SET EXERCISE: In the listing, switch every occurrence of "y-tick-label" to "y-axis-label" and reproduce the listing without the pictures, leaving everything else unchanged.
########################################
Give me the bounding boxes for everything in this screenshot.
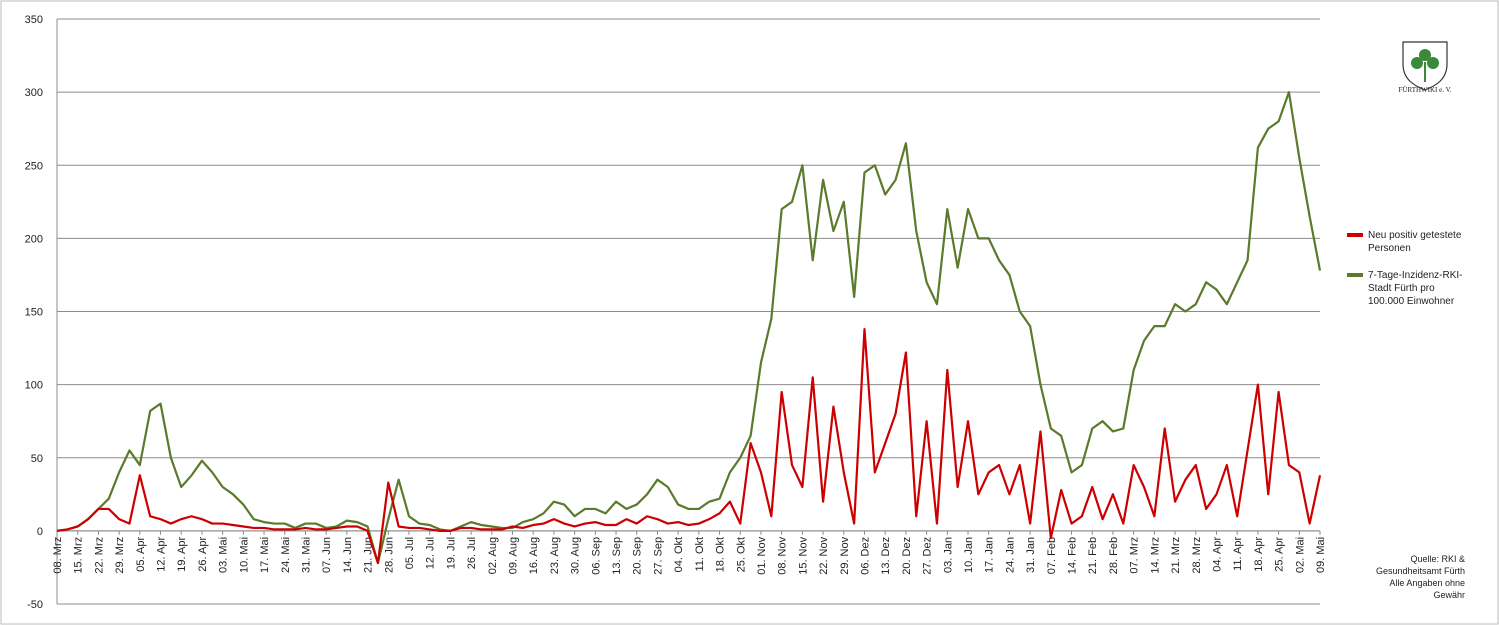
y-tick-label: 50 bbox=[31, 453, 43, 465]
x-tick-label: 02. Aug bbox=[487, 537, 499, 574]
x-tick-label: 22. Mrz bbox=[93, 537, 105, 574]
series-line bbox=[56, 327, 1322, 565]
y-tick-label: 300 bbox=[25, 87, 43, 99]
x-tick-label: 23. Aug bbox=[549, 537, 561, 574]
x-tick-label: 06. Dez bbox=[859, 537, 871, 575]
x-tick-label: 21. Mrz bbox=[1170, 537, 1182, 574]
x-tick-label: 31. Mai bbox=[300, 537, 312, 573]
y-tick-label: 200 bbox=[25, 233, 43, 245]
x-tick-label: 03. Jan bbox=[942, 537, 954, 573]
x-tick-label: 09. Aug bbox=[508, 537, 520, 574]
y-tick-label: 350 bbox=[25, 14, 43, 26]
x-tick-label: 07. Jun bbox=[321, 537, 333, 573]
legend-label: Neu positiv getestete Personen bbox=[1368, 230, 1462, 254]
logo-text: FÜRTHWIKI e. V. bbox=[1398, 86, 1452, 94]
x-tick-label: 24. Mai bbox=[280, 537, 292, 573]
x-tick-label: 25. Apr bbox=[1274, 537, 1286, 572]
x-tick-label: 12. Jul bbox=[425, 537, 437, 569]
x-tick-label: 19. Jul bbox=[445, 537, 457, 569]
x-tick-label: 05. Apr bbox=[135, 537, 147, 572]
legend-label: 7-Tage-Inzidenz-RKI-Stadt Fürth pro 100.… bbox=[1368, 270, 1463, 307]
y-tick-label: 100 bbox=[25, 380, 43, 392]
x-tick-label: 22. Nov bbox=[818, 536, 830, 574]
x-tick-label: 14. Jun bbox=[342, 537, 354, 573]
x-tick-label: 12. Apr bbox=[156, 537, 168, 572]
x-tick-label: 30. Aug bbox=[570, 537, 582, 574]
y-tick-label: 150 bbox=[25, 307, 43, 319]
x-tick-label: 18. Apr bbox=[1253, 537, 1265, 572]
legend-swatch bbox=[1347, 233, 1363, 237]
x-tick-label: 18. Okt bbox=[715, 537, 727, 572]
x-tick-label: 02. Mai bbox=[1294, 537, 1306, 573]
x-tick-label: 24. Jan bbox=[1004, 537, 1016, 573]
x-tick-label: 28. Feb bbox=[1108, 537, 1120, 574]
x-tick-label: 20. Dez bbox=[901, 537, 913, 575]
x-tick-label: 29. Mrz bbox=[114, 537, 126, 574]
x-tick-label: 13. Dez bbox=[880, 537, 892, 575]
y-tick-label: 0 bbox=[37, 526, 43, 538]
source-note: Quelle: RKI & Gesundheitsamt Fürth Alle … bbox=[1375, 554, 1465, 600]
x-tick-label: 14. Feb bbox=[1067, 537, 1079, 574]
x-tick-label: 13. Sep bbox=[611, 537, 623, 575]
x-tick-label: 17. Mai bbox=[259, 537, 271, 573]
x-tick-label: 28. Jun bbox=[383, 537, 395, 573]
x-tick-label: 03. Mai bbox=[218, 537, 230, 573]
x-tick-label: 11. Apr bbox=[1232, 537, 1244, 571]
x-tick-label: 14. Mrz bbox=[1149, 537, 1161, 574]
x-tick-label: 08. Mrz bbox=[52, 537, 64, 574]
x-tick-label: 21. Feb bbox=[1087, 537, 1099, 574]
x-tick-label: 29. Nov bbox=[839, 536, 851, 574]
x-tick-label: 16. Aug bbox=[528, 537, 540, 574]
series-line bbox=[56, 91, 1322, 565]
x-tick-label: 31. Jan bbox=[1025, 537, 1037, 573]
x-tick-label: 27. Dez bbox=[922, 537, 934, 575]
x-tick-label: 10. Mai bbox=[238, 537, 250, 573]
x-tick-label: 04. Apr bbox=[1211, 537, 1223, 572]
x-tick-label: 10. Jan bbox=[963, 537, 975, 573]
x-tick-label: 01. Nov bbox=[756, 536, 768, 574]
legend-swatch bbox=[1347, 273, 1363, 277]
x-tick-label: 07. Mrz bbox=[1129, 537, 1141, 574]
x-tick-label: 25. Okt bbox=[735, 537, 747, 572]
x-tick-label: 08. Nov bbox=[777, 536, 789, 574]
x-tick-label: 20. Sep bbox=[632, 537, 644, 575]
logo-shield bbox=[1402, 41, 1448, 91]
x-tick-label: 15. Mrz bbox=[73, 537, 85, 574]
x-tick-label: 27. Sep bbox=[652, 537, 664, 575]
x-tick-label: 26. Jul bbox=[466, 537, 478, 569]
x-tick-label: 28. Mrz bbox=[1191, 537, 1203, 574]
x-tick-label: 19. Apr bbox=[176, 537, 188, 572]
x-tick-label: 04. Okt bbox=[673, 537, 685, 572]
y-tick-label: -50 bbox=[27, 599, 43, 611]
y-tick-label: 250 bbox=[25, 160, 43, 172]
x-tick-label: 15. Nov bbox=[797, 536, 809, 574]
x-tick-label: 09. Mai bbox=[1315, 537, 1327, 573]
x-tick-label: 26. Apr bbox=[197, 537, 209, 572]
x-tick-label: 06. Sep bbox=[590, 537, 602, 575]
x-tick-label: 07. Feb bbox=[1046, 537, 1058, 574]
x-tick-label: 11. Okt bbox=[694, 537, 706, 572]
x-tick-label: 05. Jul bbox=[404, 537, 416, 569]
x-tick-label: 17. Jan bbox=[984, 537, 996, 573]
########################################
THE REPLY:
Give me the bounding boxes for everything in this screenshot.
y-axis-label: 50 bbox=[31, 453, 43, 465]
x-tick-label: 02. Aug bbox=[487, 537, 499, 574]
x-tick-label: 22. Mrz bbox=[93, 537, 105, 574]
series-line bbox=[56, 327, 1322, 565]
y-axis-label: 300 bbox=[25, 87, 43, 99]
x-tick-label: 23. Aug bbox=[549, 537, 561, 574]
x-tick-label: 06. Dez bbox=[859, 537, 871, 575]
x-tick-label: 21. Mrz bbox=[1170, 537, 1182, 574]
x-tick-label: 31. Mai bbox=[300, 537, 312, 573]
y-axis-label: 200 bbox=[25, 233, 43, 245]
x-tick-label: 03. Jan bbox=[942, 537, 954, 573]
x-tick-label: 09. Aug bbox=[508, 537, 520, 574]
y-axis-label: 350 bbox=[25, 14, 43, 26]
x-tick-label: 07. Jun bbox=[321, 537, 333, 573]
legend-label: Neu positiv getestete Personen bbox=[1368, 230, 1462, 254]
logo-text: FÜRTHWIKI e. V. bbox=[1398, 86, 1452, 94]
x-tick-label: 24. Mai bbox=[280, 537, 292, 573]
x-tick-label: 25. Apr bbox=[1274, 537, 1286, 572]
x-tick-label: 12. Jul bbox=[425, 537, 437, 569]
x-tick-label: 19. Jul bbox=[445, 537, 457, 569]
x-tick-label: 05. Apr bbox=[135, 537, 147, 572]
legend-label: 7-Tage-Inzidenz-RKI-Stadt Fürth pro 100.… bbox=[1368, 270, 1463, 307]
y-axis-label: 100 bbox=[25, 380, 43, 392]
x-tick-label: 22. Nov bbox=[818, 536, 830, 574]
x-tick-label: 14. Jun bbox=[342, 537, 354, 573]
x-tick-label: 12. Apr bbox=[156, 537, 168, 572]
x-tick-label: 30. Aug bbox=[570, 537, 582, 574]
y-axis-label: 150 bbox=[25, 307, 43, 319]
x-tick-label: 18. Apr bbox=[1253, 537, 1265, 572]
legend-swatch bbox=[1347, 233, 1363, 237]
x-tick-label: 18. Okt bbox=[715, 537, 727, 572]
x-tick-label: 02. Mai bbox=[1294, 537, 1306, 573]
x-tick-label: 24. Jan bbox=[1004, 537, 1016, 573]
x-tick-label: 28. Feb bbox=[1108, 537, 1120, 574]
x-tick-label: 20. Dez bbox=[901, 537, 913, 575]
x-tick-label: 29. Mrz bbox=[114, 537, 126, 574]
x-tick-label: 13. Dez bbox=[880, 537, 892, 575]
y-axis-label: 0 bbox=[37, 526, 43, 538]
source-note: Quelle: RKI & Gesundheitsamt Fürth Alle … bbox=[1375, 554, 1465, 600]
x-tick-label: 14. Feb bbox=[1067, 537, 1079, 574]
x-tick-label: 13. Sep bbox=[611, 537, 623, 575]
x-tick-label: 17. Mai bbox=[259, 537, 271, 573]
x-tick-label: 28. Jun bbox=[383, 537, 395, 573]
x-tick-label: 03. Mai bbox=[218, 537, 230, 573]
x-tick-label: 11. Apr bbox=[1232, 537, 1244, 571]
x-tick-label: 14. Mrz bbox=[1149, 537, 1161, 574]
x-tick-label: 08. Mrz bbox=[52, 537, 64, 574]
x-tick-label: 21. Feb bbox=[1087, 537, 1099, 574]
x-tick-label: 29. Nov bbox=[839, 536, 851, 574]
x-tick-label: 16. Aug bbox=[528, 537, 540, 574]
series-line bbox=[56, 91, 1322, 565]
x-tick-label: 31. Jan bbox=[1025, 537, 1037, 573]
x-tick-label: 27. Dez bbox=[922, 537, 934, 575]
x-tick-label: 10. Mai bbox=[238, 537, 250, 573]
x-tick-label: 04. Apr bbox=[1211, 537, 1223, 572]
x-tick-label: 10. Jan bbox=[963, 537, 975, 573]
x-tick-label: 01. Nov bbox=[756, 536, 768, 574]
legend-swatch bbox=[1347, 273, 1363, 277]
x-tick-label: 07. Mrz bbox=[1129, 537, 1141, 574]
x-tick-label: 25. Okt bbox=[735, 537, 747, 572]
x-tick-label: 08. Nov bbox=[777, 536, 789, 574]
x-tick-label: 20. Sep bbox=[632, 537, 644, 575]
logo-shield bbox=[1402, 41, 1448, 91]
x-tick-label: 15. Mrz bbox=[73, 537, 85, 574]
x-tick-label: 27. Sep bbox=[652, 537, 664, 575]
x-tick-label: 26. Jul bbox=[466, 537, 478, 569]
x-tick-label: 28. Mrz bbox=[1191, 537, 1203, 574]
x-tick-label: 19. Apr bbox=[176, 537, 188, 572]
x-tick-label: 04. Okt bbox=[673, 537, 685, 572]
y-axis-label: -50 bbox=[27, 599, 43, 611]
y-axis-label: 250 bbox=[25, 160, 43, 172]
x-tick-label: 15. Nov bbox=[797, 536, 809, 574]
x-tick-label: 09. Mai bbox=[1315, 537, 1327, 573]
x-tick-label: 26. Apr bbox=[197, 537, 209, 572]
x-tick-label: 06. Sep bbox=[590, 537, 602, 575]
x-tick-label: 07. Feb bbox=[1046, 537, 1058, 574]
x-tick-label: 11. Okt bbox=[694, 537, 706, 572]
x-tick-label: 05. Jul bbox=[404, 537, 416, 569]
x-tick-label: 17. Jan bbox=[984, 537, 996, 573]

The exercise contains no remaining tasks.